(Extracted text begins)
Domain Controller – Oh yes, the DC, something you can touch. This is your active directory server that keeps a copy of the domain directory. You can have more than one domain controller in a domain. A domain controller can only service one domain. A domain controller is the server that checks user logins etc.
Trees – this is when you create a domain hierarchy. By making a tree of domains in your active directory, you can administrate and manage your network more easily. This is actually quite a simple idea, and it’s tied in to DNS a bit. Imagine you have a domain name cyleft.wordpress.com. wordpress.com is the top level domain or main site, and cyleft.wordpress.com is my bit. There are lots of ‘child’ domains under wordpress.com for everybody else who uses wordpress like torinelson.wordpress.com, everyone looks after their bit. So you can think of it like a tree, with wordpress.com at the root, and cyleft, and torinelson as two branches coming out from there, among others. That’s what your tree is, a domain tree helps you organise your directory.
Trees are fine, but Forests? Are you kiddin? If for example, you had blogspot.com as a domain tree and wordpress.com as another domain tree, you can make a forest! Whoopeee! Now you can share Active Directory Schema, and communicate between trees etc. Both trees trust each other, so if you logon to one tree, the other tree trusts that you’re authenticated and logged on (otherwise you’d need to login to both trees)
Organisational Unit (OU) is another confusing name. You make OUs to help you administrate your network, so you can have lots of administrative groups to manage your actual windows network. You can put OUs in other OUs to make a nice tree as well.
If you have more than one domain in a forest, you need a global catalog so that you can login no matter which domain controller you are using. That’s what the global catalog does, it stores all group membership information. This is usually stored on a global catalog server and cached on each domain controller.
Users and Groups
Now when you login to your computer, you can login in two ways. One, your username and password is stored and checked on your computer, known as a Local User Account. The other place you can store and check your password in is the Domain Directory on a domain controller, making it a domain user account. This means that you can have local administrative accounts that can control your computer, and domain administrator accounts which let you change things in the domain, tree or forest.
(Extracted text ends)
(Information shown begins)
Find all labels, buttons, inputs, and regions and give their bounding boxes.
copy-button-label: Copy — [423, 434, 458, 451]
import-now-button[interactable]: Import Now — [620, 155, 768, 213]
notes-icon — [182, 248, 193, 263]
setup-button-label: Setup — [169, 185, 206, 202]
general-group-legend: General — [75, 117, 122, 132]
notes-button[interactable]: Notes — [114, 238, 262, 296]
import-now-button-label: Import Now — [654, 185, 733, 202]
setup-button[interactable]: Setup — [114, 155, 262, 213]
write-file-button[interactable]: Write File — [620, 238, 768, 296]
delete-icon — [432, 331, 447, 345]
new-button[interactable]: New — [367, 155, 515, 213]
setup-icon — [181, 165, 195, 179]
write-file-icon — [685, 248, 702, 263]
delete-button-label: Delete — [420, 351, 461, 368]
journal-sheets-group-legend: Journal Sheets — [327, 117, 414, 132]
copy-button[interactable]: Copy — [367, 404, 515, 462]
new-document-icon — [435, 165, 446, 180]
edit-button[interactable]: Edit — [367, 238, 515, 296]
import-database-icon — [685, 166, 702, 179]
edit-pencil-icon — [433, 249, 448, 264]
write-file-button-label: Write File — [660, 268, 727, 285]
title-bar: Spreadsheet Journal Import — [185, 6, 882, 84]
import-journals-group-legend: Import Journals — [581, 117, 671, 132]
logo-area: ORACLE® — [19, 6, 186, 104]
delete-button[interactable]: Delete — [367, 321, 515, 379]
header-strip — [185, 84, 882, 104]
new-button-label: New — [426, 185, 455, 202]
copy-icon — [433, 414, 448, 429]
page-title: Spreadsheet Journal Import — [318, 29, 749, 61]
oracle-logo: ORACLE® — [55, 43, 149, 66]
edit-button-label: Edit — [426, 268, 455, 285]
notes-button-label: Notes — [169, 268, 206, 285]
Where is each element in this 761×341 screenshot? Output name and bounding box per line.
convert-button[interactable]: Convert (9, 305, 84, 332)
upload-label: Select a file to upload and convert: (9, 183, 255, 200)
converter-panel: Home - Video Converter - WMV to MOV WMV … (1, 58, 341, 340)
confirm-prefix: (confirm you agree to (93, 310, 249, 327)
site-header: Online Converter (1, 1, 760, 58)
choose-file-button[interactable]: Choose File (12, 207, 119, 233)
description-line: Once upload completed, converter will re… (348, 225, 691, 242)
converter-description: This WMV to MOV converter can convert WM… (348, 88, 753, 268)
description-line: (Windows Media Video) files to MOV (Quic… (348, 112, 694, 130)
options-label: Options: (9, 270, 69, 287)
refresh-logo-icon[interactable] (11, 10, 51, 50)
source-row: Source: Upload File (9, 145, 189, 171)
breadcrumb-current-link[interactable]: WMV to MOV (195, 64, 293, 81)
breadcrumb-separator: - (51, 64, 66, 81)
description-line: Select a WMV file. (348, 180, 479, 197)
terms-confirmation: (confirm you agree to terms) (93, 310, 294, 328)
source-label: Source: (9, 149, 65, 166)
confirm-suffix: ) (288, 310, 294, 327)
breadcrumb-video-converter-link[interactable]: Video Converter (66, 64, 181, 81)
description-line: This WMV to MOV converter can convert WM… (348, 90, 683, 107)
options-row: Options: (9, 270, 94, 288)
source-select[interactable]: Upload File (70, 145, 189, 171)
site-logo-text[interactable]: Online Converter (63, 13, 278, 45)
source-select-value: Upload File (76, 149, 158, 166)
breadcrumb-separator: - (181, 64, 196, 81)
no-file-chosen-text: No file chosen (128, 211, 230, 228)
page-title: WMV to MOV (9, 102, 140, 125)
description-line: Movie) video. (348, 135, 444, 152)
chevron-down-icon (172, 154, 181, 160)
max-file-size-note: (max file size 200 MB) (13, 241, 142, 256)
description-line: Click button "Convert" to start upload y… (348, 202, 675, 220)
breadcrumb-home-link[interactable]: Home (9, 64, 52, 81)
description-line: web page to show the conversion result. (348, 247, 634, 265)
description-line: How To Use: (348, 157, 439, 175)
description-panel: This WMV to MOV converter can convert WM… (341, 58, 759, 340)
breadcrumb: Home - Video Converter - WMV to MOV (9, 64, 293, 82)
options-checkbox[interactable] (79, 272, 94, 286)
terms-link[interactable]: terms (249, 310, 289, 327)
(Information shown ends)
## What to work on
1. Print the stretch of the Active Directory text from "Organisational Unit (OU)" through "each domain controller.".
2. Rewrite the paragraph of the Active Directory text that begins "Domain Controller – Oh yes" as a short bulleted list that keeps its main facts.
3. According to the Active Directory text, where is the global catalog usually stored?
The data can be set aside; none of the work depends on it.

## Results for each task
1.
Organisational Unit (OU) is another confusing name. You make OUs to help you administrate your network, so you can have lots of administrative groups to manage your actual windows network. You can put OUs in other OUs to make a nice tree as well.
If you have more than one domain in a forest, you need a global catalog so that you can login no matter which domain controller you are using. That’s what the global catalog does, it stores all group membership information. This is usually stored on a global catalog server and cached on each domain controller.

2.
- A domain controller (DC) is the Active Directory server that keeps a copy of the domain directory.
- A domain can have more than one domain controller.
- A domain controller can service only one domain.
- The domain controller checks user logins.

3. It is usually stored on a global catalog server and cached on each domain controller.